── Selected text ──

Thermal Performance in Aquatic Species Under a Changing Climate

Pacific Ocean sunset. (Credit: Mark Taylor via Flickr CC BY-SA 2.0)

Under a rapidly changing climate regime with rising average temperatures, aquatic species are just one of many rungs of the global ecological ladder expected to be negatively impacted. Understanding thermal performance under this changing environment and studying the ability of species to adapt and survive is key to managing natural resources and fisheries.

Since changing temperatures and thermal stress can lead to the loss of key species in waterbodies all over the world, understanding the limits of aquatic species is essential to conserving and protecting fish.

Understanding Thermal Performance

It’s important to understand how thermal changes impact aquatic species. While thermal stress is commonly talked about as it can lead to death or disease in some species, thermal performance is a bit more complicated.

Broadly, thermal performance in aquatic species like fish refers to how well they can tolerate and function under various temperatures, per a 2016 research article. This refers to physiological processes, like growth or energy expenditure (metabolic rate), which can be impacted by temperature spikes or drops.

Changes in thermal performance are often represented by a curve that illustrates how these processes change under different temperature conditions (referred to as thermal performance curves or TPC). TPC plays an important role in determining the resilience and responses of species in a warming climate.

For example, temperature acclimation is an important process that fish undergo when exposed to temperatures near the thresholds of their preferred temperature range. According to an article published in The Conversation, fish acclimate when temperature forces a natural change in physiological processes.

───
── Data section ──

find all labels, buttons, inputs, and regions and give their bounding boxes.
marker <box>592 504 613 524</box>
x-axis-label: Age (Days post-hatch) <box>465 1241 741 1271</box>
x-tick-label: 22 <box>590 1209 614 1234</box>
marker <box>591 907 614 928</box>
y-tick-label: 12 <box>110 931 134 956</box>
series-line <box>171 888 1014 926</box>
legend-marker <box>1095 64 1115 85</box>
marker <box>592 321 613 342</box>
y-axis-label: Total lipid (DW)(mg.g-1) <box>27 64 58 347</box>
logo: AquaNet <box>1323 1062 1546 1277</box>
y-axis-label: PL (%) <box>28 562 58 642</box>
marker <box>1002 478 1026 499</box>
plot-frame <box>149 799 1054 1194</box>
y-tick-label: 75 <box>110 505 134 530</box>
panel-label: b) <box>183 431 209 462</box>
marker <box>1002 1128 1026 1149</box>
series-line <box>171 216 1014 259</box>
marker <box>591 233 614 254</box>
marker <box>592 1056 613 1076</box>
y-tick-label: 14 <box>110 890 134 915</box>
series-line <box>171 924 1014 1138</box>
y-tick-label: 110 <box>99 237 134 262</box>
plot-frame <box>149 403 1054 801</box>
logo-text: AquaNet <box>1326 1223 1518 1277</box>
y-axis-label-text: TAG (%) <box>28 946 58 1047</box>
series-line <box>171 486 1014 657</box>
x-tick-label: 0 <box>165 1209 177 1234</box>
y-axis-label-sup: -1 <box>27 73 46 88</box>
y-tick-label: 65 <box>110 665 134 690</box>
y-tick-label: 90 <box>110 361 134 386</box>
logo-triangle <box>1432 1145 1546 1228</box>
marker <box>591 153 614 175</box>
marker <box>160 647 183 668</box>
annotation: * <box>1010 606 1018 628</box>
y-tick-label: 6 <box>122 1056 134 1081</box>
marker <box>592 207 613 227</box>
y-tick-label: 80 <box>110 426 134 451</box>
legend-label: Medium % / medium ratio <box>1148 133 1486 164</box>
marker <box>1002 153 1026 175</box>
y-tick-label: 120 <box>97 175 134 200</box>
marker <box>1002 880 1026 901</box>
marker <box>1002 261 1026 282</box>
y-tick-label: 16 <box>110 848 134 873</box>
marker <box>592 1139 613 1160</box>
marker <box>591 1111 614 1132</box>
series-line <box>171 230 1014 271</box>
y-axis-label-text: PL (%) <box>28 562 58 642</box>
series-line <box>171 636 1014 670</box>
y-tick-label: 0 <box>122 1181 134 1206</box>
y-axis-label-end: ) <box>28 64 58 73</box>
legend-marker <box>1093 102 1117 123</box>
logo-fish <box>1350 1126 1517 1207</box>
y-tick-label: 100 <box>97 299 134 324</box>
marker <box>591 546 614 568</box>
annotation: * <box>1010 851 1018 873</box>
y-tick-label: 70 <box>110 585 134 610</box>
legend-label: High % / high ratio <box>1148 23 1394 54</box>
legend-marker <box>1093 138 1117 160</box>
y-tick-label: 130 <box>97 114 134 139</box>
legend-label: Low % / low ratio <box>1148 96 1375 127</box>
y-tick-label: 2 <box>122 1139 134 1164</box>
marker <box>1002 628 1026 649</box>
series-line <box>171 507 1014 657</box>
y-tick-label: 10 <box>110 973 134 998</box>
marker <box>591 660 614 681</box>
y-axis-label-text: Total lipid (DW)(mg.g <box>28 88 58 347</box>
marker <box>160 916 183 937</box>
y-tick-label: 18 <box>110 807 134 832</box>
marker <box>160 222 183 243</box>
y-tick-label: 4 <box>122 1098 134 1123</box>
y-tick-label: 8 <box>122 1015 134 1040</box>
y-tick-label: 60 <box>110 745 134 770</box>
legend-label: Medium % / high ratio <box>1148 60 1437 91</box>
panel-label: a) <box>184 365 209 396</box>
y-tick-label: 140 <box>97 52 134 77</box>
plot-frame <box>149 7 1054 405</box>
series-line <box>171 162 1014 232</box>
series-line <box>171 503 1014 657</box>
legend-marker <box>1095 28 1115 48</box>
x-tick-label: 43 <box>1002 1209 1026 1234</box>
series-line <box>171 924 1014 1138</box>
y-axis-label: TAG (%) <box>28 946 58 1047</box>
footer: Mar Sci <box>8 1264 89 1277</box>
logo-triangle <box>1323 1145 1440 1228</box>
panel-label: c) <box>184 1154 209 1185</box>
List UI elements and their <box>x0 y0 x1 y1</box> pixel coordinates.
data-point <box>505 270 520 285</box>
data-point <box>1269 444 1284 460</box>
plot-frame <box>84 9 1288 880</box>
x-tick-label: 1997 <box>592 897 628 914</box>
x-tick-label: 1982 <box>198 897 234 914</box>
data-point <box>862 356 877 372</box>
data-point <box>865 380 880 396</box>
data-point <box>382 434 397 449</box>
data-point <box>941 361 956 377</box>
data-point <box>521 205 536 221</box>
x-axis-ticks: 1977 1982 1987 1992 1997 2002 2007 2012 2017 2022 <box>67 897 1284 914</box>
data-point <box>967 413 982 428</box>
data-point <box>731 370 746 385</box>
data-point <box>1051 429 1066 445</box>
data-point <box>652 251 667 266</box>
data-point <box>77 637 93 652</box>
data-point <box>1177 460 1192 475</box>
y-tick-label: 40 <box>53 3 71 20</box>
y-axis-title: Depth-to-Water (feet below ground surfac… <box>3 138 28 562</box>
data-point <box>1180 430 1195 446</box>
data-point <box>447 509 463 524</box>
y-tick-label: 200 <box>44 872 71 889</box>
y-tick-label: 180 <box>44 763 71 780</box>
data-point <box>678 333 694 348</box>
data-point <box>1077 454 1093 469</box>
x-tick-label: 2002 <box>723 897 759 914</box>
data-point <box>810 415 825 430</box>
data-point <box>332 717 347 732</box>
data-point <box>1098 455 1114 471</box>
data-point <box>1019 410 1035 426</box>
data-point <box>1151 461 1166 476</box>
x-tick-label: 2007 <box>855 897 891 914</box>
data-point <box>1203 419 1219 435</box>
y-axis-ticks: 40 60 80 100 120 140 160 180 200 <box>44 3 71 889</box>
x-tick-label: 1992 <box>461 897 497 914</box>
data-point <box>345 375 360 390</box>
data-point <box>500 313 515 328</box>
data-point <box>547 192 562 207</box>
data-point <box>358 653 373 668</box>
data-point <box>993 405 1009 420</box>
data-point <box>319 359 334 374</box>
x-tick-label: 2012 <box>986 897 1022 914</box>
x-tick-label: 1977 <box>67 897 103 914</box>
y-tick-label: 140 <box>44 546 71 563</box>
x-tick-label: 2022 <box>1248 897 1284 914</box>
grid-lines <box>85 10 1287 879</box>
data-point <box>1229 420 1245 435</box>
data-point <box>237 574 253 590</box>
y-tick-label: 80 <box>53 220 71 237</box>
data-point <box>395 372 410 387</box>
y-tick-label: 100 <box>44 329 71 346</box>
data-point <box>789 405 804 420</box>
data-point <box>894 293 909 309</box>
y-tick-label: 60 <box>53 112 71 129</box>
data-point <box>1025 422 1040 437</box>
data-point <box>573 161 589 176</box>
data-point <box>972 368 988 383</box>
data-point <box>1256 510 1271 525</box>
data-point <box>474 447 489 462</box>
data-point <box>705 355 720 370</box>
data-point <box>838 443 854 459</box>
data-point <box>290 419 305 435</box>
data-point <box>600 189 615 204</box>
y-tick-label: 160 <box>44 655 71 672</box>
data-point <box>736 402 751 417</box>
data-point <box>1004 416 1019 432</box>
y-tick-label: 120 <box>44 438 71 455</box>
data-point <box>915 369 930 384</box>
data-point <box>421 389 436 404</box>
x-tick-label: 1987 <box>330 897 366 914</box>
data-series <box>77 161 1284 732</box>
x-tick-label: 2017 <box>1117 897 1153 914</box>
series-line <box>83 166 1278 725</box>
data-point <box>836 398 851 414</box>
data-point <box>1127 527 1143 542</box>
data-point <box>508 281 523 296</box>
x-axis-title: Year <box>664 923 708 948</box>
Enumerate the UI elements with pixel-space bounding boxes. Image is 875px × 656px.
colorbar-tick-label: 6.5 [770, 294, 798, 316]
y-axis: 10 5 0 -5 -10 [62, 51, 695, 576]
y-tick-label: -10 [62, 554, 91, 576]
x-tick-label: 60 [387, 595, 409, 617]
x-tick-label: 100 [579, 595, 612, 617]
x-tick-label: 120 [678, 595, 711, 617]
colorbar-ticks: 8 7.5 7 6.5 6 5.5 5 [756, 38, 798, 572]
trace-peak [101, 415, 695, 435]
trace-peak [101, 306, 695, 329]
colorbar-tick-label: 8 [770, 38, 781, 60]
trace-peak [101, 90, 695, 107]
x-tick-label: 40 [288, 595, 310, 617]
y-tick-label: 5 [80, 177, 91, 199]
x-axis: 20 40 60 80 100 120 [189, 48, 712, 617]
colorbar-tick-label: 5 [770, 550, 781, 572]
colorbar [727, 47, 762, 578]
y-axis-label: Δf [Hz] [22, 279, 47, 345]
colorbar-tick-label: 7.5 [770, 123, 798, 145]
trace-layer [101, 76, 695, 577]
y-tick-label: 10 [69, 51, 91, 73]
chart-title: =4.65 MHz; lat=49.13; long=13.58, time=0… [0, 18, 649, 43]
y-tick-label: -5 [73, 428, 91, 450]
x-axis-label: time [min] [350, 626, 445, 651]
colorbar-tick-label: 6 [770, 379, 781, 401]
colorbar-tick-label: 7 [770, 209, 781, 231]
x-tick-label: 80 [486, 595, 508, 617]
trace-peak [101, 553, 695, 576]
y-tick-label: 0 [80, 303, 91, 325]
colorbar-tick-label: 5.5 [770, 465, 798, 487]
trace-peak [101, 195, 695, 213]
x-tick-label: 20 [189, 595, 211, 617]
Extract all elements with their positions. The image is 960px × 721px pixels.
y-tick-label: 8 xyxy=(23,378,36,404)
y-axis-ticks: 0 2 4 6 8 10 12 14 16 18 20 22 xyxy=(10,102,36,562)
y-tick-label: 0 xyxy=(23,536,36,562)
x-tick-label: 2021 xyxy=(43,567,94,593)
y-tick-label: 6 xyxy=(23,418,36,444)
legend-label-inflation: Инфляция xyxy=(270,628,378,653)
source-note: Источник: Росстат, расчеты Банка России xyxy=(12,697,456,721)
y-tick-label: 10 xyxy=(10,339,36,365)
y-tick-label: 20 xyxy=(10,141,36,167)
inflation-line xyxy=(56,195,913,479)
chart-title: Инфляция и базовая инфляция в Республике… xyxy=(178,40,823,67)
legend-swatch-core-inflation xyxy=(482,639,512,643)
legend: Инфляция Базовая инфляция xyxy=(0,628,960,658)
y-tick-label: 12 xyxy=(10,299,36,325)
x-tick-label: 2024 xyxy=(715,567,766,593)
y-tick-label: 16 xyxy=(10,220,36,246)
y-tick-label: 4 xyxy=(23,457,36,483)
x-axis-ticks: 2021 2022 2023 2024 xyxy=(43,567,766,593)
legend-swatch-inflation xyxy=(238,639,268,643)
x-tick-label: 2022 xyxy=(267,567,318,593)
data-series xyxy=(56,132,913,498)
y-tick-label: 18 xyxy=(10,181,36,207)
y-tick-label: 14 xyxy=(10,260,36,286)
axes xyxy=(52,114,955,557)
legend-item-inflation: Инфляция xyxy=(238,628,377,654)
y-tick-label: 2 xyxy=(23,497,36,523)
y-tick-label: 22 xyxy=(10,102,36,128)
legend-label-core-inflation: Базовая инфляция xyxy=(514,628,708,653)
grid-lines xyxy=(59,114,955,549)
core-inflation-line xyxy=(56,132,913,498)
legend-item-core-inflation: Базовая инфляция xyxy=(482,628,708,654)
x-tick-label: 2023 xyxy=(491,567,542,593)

───

# Problem details
Continue the article on thermal performance in aquatic species from the point where it stops.

# Result for this exercise
Many researchers have sought to unravel the limits of thermal acclimation and the processes involved in hopes of furthering our understanding of climate response in aquatic species. Though many performance studies are conducted in a laboratory setting, a 2024 study found that the results of lab acclimation treatment are applicable to wild fish.

The Difference and Connection Between Thermal Performance and Thermal Resilience

It’s important to understand that, though similar, thermal performance differs from resilience. Simply put, resilience refers to how well species can withstand and recover from exposure to temperatures outside of their optimal range, while performance relates to the capacity to carry out essential processes at various temperatures.

An aquatic species’ performance can contribute to their overall resilience, as those less capable of adjusting to temperatures outside of their preferred range. And of course, both of these pieces are connected to thermal stress, which triggers both processes.

Conclusion

Ultimately, thermal performance is an important piece of conservation work and critical to future fisheries management. As temperatures are expected to continue to rise, according to Berkeley Earth, understanding the impacts of thermal stress, the intricacies of thermal performance, and the limits of thermal resilience will shape how humanity interacts with aquatic resources.